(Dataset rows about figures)
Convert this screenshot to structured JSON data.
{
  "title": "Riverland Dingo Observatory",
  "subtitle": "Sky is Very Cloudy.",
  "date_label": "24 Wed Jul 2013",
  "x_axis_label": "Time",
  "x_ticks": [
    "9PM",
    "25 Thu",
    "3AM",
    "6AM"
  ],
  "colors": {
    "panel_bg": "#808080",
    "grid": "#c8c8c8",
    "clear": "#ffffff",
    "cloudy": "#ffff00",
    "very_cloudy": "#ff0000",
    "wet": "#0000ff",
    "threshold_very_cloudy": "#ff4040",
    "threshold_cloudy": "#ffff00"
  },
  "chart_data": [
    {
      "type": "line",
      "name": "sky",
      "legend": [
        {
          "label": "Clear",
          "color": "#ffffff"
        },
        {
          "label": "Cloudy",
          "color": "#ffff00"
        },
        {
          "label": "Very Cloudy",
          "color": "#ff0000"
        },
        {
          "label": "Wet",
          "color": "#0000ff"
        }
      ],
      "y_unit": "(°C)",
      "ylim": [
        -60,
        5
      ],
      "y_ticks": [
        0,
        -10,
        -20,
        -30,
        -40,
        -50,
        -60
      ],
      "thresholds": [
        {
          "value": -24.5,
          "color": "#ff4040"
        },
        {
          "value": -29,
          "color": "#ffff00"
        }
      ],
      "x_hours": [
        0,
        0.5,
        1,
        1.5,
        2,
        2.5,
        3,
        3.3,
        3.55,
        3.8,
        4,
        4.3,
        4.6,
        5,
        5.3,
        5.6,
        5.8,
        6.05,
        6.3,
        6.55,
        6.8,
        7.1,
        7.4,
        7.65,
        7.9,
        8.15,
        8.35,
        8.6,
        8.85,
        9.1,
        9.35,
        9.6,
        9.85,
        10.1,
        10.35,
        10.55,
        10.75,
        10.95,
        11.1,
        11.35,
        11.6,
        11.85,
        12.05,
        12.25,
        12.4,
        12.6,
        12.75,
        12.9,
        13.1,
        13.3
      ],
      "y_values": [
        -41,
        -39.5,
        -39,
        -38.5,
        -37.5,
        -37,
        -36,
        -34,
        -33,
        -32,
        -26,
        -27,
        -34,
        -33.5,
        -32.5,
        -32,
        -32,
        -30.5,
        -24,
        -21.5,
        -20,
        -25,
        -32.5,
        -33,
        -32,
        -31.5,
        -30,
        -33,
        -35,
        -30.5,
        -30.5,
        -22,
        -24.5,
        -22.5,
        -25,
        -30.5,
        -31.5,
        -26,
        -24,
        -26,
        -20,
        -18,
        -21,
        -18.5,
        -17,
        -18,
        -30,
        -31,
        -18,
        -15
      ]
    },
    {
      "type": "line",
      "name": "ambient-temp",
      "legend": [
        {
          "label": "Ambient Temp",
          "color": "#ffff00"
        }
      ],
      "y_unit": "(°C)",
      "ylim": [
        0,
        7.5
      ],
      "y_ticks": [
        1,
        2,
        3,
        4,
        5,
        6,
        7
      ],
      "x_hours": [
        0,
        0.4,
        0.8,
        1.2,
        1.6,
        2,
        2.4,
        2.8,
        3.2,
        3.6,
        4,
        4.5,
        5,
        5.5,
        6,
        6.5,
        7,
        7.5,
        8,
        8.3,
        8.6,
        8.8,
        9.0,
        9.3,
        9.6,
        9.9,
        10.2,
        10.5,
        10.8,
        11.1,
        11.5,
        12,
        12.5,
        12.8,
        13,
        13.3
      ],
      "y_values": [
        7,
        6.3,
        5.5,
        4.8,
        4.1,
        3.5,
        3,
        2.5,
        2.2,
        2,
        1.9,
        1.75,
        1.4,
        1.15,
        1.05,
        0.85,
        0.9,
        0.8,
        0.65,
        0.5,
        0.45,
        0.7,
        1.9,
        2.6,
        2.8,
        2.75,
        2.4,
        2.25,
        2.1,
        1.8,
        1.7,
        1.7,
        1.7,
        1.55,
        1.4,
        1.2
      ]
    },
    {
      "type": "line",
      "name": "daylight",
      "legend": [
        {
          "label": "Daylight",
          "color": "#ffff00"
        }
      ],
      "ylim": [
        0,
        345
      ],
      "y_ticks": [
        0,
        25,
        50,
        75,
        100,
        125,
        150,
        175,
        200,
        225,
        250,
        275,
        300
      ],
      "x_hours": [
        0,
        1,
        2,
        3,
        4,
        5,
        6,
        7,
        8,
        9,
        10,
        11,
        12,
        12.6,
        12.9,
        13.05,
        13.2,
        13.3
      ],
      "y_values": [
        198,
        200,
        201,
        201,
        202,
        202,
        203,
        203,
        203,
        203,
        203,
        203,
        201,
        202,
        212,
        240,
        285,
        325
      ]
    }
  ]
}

_Short exercise_
Give all the entries again exactly; leave none out.

_Final answer_
Convert this screenshot to structured JSON data.
{
  "title": "Riverland Dingo Observatory",
  "subtitle": "Sky is Very Cloudy.",
  "date_label": "24 Wed Jul 2013",
  "x_axis_label": "Time",
  "x_ticks": [
    "9PM",
    "25 Thu",
    "3AM",
    "6AM"
  ],
  "colors": {
    "panel_bg": "#808080",
    "grid": "#c8c8c8",
    "clear": "#ffffff",
    "cloudy": "#ffff00",
    "very_cloudy": "#ff0000",
    "wet": "#0000ff",
    "threshold_very_cloudy": "#ff4040",
    "threshold_cloudy": "#ffff00"
  },
  "chart_data": [
    {
      "type": "line",
      "name": "sky",
      "legend": [
        {
          "label": "Clear",
          "color": "#ffffff"
        },
        {
          "label": "Cloudy",
          "color": "#ffff00"
        },
        {
          "label": "Very Cloudy",
          "color": "#ff0000"
        },
        {
          "label": "Wet",
          "color": "#0000ff"
        }
      ],
      "y_unit": "(°C)",
      "ylim": [
        -60,
        5
      ],
      "y_ticks": [
        0,
        -10,
        -20,
        -30,
        -40,
        -50,
        -60
      ],
      "thresholds": [
        {
          "value": -24.5,
          "color": "#ff4040"
        },
        {
          "value": -29,
          "color": "#ffff00"
        }
      ],
      "x_hours": [
        0,
        0.5,
        1,
        1.5,
        2,
        2.5,
        3,
        3.3,
        3.55,
        3.8,
        4,
        4.3,
        4.6,
        5,
        5.3,
        5.6,
        5.8,
        6.05,
        6.3,
        6.55,
        6.8,
        7.1,
        7.4,
        7.65,
        7.9,
        8.15,
        8.35,
        8.6,
        8.85,
        9.1,
        9.35,
        9.6,
        9.85,
        10.1,
        10.35,
        10.55,
        10.75,
        10.95,
        11.1,
        11.35,
        11.6,
        11.85,
        12.05,
        12.25,
        12.4,
        12.6,
        12.75,
        12.9,
        13.1,
        13.3
      ],
      "y_values": [
        -41,
        -39.5,
        -39,
        -38.5,
        -37.5,
        -37,
        -36,
        -34,
        -33,
        -32,
        -26,
        -27,
        -34,
        -33.5,
        -32.5,
        -32,
        -32,
        -30.5,
        -24,
        -21.5,
        -20,
        -25,
        -32.5,
        -33,
        -32,
        -31.5,
        -30,
        -33,
        -35,
        -30.5,
        -30.5,
        -22,
        -24.5,
        -22.5,
        -25,
        -30.5,
        -31.5,
        -26,
        -24,
        -26,
        -20,
        -18,
        -21,
        -18.5,
        -17,
        -18,
        -30,
        -31,
        -18,
        -15
      ]
    },
    {
      "type": "line",
      "name": "ambient-temp",
      "legend": [
        {
          "label": "Ambient Temp",
          "color": "#ffff00"
        }
      ],
      "y_unit": "(°C)",
      "ylim": [
        0,
        7.5
      ],
      "y_ticks": [
        1,
        2,
        3,
        4,
        5,
        6,
        7
      ],
      "x_hours": [
        0,
        0.4,
        0.8,
        1.2,
        1.6,
        2,
        2.4,
        2.8,
        3.2,
        3.6,
        4,
        4.5,
        5,
        5.5,
        6,
        6.5,
        7,
        7.5,
        8,
        8.3,
        8.6,
        8.8,
        9.0,
        9.3,
        9.6,
        9.9,
        10.2,
        10.5,
        10.8,
        11.1,
        11.5,
        12,
        12.5,
        12.8,
        13,
        13.3
      ],
      "y_values": [
        7,
        6.3,
        5.5,
        4.8,
        4.1,
        3.5,
        3,
        2.5,
        2.2,
        2,
        1.9,
        1.75,
        1.4,
        1.15,
        1.05,
        0.85,
        0.9,
        0.8,
        0.65,
        0.5,
        0.45,
        0.7,
        1.9,
        2.6,
        2.8,
        2.75,
        2.4,
        2.25,
        2.1,
        1.8,
        1.7,
        1.7,
        1.7,
        1.55,
        1.4,
        1.2
      ]
    },
    {
      "type": "line",
      "name": "daylight",
      "legend": [
        {
          "label": "Daylight",
          "color": "#ffff00"
        }
      ],
      "ylim": [
        0,
        345
      ],
      "y_ticks": [
        0,
        25,
        50,
        75,
        100,
        125,
        150,
        175,
        200,
        225,
        250,
        275,
        300
      ],
      "x_hours": [
        0,
        1,
        2,
        3,
        4,
        5,
        6,
        7,
        8,
        9,
        10,
        11,
        12,
        12.6,
        12.9,
        13.05,
        13.2,
        13.3
      ],
      "y_values": [
        198,
        200,
        201,
        201,
        202,
        202,
        203,
        203,
        203,
        203,
        203,
        203,
        201,
        202,
        212,
        240,
        285,
        325
      ]
    }
  ]
}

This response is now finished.